[Collection entries]
§

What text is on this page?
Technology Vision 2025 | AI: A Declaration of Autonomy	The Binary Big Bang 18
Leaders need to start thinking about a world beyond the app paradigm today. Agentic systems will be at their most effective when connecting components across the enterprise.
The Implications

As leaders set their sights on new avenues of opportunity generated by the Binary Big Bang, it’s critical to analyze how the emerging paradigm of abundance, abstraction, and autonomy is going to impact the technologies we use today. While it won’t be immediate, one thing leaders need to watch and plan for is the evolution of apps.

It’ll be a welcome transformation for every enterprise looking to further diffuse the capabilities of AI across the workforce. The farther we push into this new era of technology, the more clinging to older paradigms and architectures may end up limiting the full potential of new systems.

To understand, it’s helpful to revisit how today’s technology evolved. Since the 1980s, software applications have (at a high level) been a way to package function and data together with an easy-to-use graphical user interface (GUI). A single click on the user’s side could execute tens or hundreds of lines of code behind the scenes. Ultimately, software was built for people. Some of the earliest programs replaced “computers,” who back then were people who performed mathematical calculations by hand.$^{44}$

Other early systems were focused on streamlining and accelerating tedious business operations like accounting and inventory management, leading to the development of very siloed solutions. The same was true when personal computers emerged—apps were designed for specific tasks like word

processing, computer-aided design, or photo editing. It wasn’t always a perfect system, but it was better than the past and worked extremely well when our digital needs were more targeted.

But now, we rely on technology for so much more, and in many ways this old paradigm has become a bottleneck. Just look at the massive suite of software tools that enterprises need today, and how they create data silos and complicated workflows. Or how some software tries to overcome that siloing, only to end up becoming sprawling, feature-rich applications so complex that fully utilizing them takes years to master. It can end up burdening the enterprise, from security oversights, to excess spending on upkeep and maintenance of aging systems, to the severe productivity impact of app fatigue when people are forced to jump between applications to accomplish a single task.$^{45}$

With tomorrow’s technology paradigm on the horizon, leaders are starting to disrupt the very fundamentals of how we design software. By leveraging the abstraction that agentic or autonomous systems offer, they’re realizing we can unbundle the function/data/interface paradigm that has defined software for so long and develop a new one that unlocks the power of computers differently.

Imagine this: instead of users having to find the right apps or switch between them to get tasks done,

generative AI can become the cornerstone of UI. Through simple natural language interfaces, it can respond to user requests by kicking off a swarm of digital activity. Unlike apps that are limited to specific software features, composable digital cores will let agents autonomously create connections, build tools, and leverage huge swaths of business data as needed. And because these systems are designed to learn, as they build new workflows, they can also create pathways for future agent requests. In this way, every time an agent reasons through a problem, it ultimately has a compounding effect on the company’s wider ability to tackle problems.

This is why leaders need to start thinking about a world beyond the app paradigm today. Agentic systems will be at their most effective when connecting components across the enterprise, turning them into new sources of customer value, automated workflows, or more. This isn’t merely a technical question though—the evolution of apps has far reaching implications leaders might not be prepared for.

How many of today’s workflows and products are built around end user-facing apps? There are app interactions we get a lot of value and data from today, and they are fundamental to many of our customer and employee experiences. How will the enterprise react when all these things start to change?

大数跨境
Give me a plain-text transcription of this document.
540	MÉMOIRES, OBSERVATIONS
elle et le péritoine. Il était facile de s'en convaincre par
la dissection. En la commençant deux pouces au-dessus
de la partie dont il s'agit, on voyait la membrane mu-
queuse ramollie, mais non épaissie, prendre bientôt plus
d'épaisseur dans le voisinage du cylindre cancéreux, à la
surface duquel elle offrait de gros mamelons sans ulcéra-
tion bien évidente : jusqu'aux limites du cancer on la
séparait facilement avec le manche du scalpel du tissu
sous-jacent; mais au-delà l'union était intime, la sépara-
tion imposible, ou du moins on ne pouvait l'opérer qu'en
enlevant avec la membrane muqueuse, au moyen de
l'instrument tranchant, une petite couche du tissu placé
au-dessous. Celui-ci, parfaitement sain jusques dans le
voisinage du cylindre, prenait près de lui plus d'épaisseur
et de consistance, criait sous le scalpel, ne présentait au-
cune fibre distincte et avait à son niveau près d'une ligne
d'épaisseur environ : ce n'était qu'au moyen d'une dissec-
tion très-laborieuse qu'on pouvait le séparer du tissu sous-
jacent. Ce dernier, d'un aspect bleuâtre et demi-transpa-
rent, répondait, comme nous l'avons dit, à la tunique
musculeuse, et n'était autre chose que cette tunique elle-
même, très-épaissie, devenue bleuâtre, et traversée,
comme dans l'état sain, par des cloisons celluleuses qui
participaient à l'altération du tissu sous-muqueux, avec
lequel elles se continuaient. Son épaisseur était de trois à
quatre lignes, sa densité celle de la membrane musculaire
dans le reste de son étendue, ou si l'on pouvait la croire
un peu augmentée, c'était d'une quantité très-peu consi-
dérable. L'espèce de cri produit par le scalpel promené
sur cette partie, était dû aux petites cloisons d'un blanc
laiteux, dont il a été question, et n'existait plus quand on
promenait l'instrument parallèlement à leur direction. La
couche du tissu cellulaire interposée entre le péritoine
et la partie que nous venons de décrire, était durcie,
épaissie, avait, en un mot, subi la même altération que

§

### The request
From the data, pick out every line that includes "were".

### Solution for this task
To understand, it’s helpful to revisit how today’s technology evolved. Since the 1980s, software applications have (at a high level) been a way to package function and data together with an easy-to-use graphical user interface (GUI). A single click on the user’s side could execute tens or hundreds of lines of code behind the scenes. Ultimately, software was built for people. Some of the earliest programs replaced “computers,” who back then were people who performed mathematical calculations by hand.$^{44}$
Other early systems were focused on streamlining and accelerating tedious business operations like accounting and inventory management, leading to the development of very siloed solutions. The same was true when personal computers emerged—apps were designed for specific tasks like word
processing, computer-aided design, or photo editing. It wasn’t always a perfect system, but it was better than the past and worked extremely well when our digital needs were more targeted.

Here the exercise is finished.